> _Dataset items_

# # # # #

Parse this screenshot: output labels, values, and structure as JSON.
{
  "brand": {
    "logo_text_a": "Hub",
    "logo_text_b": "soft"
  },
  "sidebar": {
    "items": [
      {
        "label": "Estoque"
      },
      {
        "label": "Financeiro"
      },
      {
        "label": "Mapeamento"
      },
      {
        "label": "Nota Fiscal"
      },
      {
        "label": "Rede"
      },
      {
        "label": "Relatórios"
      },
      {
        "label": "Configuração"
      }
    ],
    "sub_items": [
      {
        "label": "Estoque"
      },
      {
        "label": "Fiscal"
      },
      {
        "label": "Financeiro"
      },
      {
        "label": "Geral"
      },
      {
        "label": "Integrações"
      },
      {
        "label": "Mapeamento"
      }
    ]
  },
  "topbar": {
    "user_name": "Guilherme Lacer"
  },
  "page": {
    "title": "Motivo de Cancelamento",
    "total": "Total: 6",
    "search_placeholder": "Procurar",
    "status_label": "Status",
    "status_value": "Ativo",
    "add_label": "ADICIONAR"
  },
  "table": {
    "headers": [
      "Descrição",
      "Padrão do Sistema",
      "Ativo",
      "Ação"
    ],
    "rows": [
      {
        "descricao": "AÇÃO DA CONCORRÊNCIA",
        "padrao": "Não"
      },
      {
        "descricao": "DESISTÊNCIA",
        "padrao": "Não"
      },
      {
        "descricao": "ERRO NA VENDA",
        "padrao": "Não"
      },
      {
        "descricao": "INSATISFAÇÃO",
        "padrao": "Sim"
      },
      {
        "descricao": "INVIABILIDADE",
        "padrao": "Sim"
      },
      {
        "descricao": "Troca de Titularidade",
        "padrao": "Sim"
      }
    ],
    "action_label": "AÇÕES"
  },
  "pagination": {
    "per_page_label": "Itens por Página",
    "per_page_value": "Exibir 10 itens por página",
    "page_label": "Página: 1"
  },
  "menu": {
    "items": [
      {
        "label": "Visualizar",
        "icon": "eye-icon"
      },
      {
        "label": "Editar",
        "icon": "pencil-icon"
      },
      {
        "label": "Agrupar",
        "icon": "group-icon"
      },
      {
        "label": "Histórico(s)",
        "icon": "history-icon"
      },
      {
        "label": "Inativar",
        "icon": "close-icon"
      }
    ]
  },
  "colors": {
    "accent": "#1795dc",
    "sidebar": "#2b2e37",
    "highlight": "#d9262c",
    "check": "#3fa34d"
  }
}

# # # # #

> _Written problem_
Nothing should be changed: write out all of the data as is.

> _Task output_
Parse this screenshot: output labels, values, and structure as JSON.
{
  "brand": {
    "logo_text_a": "Hub",
    "logo_text_b": "soft"
  },
  "sidebar": {
    "items": [
      {
        "label": "Estoque"
      },
      {
        "label": "Financeiro"
      },
      {
        "label": "Mapeamento"
      },
      {
        "label": "Nota Fiscal"
      },
      {
        "label": "Rede"
      },
      {
        "label": "Relatórios"
      },
      {
        "label": "Configuração"
      }
    ],
    "sub_items": [
      {
        "label": "Estoque"
      },
      {
        "label": "Fiscal"
      },
      {
        "label": "Financeiro"
      },
      {
        "label": "Geral"
      },
      {
        "label": "Integrações"
      },
      {
        "label": "Mapeamento"
      }
    ]
  },
  "topbar": {
    "user_name": "Guilherme Lacer"
  },
  "page": {
    "title": "Motivo de Cancelamento",
    "total": "Total: 6",
    "search_placeholder": "Procurar",
    "status_label": "Status",
    "status_value": "Ativo",
    "add_label": "ADICIONAR"
  },
  "table": {
    "headers": [
      "Descrição",
      "Padrão do Sistema",
      "Ativo",
      "Ação"
    ],
    "rows": [
      {
        "descricao": "AÇÃO DA CONCORRÊNCIA",
        "padrao": "Não"
      },
      {
        "descricao": "DESISTÊNCIA",
        "padrao": "Não"
      },
      {
        "descricao": "ERRO NA VENDA",
        "padrao": "Não"
      },
      {
        "descricao": "INSATISFAÇÃO",
        "padrao": "Sim"
      },
      {
        "descricao": "INVIABILIDADE",
        "padrao": "Sim"
      },
      {
        "descricao": "Troca de Titularidade",
        "padrao": "Sim"
      }
    ],
    "action_label": "AÇÕES"
  },
  "pagination": {
    "per_page_label": "Itens por Página",
    "per_page_value": "Exibir 10 itens por página",
    "page_label": "Página: 1"
  },
  "menu": {
    "items": [
      {
        "label": "Visualizar",
        "icon": "eye-icon"
      },
      {
        "label": "Editar",
        "icon": "pencil-icon"
      },
      {
        "label": "Agrupar",
        "icon": "group-icon"
      },
      {
        "label": "Histórico(s)",
        "icon": "history-icon"
      },
      {
        "label": "Inativar",
        "icon": "close-icon"
      }
    ]
  },
  "colors": {
    "accent": "#1795dc",
    "sidebar": "#2b2e37",
    "highlight": "#d9262c",
    "check": "#3fa34d"
  }
}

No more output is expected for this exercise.